Texto:
******************************

Na história da Globo, é possível encontrar alguns poucos casos de trama com perfil semelhante. Bandeira 2 (1971), de Dias Gomes, foi ambientada no bairro carioca de Ramos, e Uma Rosa com Amor (1972) se passou num cortiço. Dona Xepa (1977) tinha uma feirante como protagonista. O perfil dos personagens de Avenida Brasil, no entanto, é inédito entre as novelas das nove dos últimos dez anos, como revela levantamento feito pelo site de VEJA.

******************************

Registros de dados:

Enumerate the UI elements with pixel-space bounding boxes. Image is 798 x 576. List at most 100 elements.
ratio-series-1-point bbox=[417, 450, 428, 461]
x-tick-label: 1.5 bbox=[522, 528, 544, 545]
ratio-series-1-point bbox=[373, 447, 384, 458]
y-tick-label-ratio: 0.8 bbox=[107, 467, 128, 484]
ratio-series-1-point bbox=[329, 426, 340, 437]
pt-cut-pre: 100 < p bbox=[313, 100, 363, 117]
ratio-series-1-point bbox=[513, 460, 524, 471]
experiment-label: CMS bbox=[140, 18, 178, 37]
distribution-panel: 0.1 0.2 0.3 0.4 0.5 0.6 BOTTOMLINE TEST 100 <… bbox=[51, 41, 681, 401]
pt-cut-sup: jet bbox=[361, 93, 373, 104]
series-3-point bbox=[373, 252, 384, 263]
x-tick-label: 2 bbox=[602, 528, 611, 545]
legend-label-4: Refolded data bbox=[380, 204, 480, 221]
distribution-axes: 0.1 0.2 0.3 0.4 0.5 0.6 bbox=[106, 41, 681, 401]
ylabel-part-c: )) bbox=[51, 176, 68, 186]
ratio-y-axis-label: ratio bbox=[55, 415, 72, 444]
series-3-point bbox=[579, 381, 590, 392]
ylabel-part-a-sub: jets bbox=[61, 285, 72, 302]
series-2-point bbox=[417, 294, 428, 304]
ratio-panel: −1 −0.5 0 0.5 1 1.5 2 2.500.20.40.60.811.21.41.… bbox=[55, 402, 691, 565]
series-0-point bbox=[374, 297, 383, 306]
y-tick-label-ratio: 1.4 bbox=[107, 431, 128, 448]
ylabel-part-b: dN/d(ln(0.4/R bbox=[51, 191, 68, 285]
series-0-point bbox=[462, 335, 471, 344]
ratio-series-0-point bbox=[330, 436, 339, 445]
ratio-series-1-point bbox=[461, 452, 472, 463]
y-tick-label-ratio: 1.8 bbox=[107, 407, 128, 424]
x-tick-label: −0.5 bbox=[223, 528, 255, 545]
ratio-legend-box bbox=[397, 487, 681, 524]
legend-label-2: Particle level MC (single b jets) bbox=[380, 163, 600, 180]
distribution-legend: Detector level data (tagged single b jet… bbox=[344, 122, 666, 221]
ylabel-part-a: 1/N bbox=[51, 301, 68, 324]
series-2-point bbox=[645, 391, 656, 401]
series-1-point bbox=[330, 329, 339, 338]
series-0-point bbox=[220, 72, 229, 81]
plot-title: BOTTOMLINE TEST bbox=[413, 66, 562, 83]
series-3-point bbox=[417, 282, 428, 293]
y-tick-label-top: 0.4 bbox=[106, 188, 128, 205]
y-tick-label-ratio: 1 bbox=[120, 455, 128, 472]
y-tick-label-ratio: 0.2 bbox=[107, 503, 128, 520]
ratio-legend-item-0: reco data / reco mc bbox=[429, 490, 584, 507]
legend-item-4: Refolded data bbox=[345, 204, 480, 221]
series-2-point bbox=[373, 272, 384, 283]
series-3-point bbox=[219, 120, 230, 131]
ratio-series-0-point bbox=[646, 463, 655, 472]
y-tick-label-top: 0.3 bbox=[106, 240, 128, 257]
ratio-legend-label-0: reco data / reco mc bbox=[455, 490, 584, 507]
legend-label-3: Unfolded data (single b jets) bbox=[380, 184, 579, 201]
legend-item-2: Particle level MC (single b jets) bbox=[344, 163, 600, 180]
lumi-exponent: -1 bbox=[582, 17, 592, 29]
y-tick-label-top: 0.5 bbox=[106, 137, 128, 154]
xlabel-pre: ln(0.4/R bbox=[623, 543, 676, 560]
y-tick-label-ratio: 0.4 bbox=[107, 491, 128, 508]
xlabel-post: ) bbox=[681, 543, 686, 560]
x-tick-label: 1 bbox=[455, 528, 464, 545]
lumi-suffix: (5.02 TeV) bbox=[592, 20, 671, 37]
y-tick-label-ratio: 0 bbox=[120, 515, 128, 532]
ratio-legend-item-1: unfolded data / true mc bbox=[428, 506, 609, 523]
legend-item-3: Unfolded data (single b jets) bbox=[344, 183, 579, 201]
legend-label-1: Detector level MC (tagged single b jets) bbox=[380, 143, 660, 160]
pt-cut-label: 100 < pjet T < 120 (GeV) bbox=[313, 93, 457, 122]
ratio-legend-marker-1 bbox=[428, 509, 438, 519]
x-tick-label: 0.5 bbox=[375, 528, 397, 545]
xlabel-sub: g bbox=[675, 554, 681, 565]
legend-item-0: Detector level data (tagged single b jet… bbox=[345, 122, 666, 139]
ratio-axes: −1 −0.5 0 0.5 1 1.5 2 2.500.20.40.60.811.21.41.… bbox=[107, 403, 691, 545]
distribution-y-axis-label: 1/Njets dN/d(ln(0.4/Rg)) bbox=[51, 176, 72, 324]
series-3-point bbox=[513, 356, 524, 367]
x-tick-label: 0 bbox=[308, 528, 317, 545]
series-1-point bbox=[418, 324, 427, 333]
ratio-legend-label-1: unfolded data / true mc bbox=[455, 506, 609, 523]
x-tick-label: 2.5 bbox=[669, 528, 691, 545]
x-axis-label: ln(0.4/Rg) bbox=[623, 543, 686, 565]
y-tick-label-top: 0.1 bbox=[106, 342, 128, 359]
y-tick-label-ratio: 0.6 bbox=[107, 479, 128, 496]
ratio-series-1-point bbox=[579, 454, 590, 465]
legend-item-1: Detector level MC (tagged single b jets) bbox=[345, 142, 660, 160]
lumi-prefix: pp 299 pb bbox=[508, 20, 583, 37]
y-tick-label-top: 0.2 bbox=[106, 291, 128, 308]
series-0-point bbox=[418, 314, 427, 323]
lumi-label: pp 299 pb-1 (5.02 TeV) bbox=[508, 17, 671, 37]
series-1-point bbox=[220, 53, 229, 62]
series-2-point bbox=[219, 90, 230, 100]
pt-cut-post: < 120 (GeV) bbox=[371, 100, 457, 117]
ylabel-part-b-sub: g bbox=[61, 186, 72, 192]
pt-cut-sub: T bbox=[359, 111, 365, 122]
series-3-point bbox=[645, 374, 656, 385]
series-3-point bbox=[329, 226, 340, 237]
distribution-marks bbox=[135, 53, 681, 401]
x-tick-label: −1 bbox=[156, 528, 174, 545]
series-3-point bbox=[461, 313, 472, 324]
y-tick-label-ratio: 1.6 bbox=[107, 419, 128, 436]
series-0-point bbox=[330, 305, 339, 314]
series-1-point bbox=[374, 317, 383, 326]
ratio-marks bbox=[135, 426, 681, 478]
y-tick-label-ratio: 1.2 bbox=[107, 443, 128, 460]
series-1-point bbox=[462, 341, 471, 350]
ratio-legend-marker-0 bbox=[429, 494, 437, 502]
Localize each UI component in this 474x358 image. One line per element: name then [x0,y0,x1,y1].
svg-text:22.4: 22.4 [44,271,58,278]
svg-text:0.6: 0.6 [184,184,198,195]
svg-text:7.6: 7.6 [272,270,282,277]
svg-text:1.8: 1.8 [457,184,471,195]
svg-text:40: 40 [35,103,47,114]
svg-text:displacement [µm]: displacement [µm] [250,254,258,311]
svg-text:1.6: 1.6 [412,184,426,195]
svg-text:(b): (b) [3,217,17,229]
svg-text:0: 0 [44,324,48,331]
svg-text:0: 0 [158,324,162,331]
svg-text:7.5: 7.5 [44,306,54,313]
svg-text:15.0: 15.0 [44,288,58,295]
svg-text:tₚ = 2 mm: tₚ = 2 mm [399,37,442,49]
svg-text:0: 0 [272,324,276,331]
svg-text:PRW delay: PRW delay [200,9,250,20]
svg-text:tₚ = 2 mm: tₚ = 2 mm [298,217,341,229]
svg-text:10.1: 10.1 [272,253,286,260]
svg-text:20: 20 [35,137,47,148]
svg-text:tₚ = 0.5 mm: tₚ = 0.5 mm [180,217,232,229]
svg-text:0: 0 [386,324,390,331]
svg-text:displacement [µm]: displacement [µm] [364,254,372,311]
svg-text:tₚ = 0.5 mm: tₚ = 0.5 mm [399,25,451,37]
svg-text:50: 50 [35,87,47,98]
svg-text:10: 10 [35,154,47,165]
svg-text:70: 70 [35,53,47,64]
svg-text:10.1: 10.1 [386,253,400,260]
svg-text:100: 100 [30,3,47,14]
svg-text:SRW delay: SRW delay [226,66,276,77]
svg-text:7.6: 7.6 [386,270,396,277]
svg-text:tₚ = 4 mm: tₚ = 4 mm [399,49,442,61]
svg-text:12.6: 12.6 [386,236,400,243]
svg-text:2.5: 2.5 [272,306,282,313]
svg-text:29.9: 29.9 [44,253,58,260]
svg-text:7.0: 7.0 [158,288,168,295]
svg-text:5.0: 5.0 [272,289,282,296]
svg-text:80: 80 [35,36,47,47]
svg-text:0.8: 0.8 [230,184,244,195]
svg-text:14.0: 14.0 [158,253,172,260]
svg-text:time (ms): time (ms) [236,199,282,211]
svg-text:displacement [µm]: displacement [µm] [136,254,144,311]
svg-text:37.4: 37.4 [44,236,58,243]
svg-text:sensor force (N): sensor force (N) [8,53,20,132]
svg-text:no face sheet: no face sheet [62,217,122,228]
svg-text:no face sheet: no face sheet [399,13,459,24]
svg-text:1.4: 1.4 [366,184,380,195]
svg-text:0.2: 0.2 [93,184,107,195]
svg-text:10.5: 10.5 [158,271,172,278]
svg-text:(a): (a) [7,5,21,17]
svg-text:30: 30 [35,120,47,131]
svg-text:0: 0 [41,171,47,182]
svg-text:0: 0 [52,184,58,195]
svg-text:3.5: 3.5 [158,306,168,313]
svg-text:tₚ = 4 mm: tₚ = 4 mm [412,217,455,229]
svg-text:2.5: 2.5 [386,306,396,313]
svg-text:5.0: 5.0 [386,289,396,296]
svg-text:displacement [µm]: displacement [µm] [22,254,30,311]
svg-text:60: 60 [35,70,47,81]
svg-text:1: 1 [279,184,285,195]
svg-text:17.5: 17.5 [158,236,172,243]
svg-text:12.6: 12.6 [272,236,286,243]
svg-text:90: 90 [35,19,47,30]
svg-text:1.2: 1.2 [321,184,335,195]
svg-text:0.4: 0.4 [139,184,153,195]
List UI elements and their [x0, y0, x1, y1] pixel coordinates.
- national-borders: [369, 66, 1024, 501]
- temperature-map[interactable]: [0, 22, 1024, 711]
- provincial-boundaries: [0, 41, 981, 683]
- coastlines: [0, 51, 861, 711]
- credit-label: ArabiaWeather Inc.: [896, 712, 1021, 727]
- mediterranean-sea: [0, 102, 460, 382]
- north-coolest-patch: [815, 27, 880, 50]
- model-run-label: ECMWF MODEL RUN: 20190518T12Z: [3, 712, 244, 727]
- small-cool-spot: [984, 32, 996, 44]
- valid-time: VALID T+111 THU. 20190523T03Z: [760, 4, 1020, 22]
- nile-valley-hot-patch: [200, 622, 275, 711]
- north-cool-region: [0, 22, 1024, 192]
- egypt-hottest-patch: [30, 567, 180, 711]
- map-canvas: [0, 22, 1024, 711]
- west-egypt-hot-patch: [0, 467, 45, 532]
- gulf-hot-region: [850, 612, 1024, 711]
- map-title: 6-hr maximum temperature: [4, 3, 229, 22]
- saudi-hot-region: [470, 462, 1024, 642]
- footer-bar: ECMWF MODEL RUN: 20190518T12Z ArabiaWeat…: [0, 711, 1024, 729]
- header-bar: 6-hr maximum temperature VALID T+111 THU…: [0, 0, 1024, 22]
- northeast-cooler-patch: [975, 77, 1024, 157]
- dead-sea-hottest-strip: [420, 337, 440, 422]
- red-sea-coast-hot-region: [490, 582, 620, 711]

******************************

Requisitos do exercício: Você pode dar continuidade ao texto sobre as novelas da Globo e o perfil dos personagens de Avenida Brasil, começando logo após a última frase?

Resposta do exercício:
Isso forçou cenografistas, figurinistas e produtores da emissora a pensar diferente (veja o infográfico abaixo). O calçadão do Leblon, a bossa nova de João Gilberto e os restaurantes finos têm dado lugar aos diálogos no banco da lotação, ao churrasquinho na laje e à combinação de pagode, forró e tecnobrega. As casas de personagens centrais como Carminha (Adriana Esteves), em Avenida Brasil, primam por uma ostentação exagerada não necessariamente alinhada com o bom gosto clássico. No horário nobre atual, também reina o combo jeans justo, blusa curta e acessórios coloridos. A empregada doméstica Penha (Taís Araújo), de Cheias de Charme, é a maior representante desse estereótipo da moda na periferia.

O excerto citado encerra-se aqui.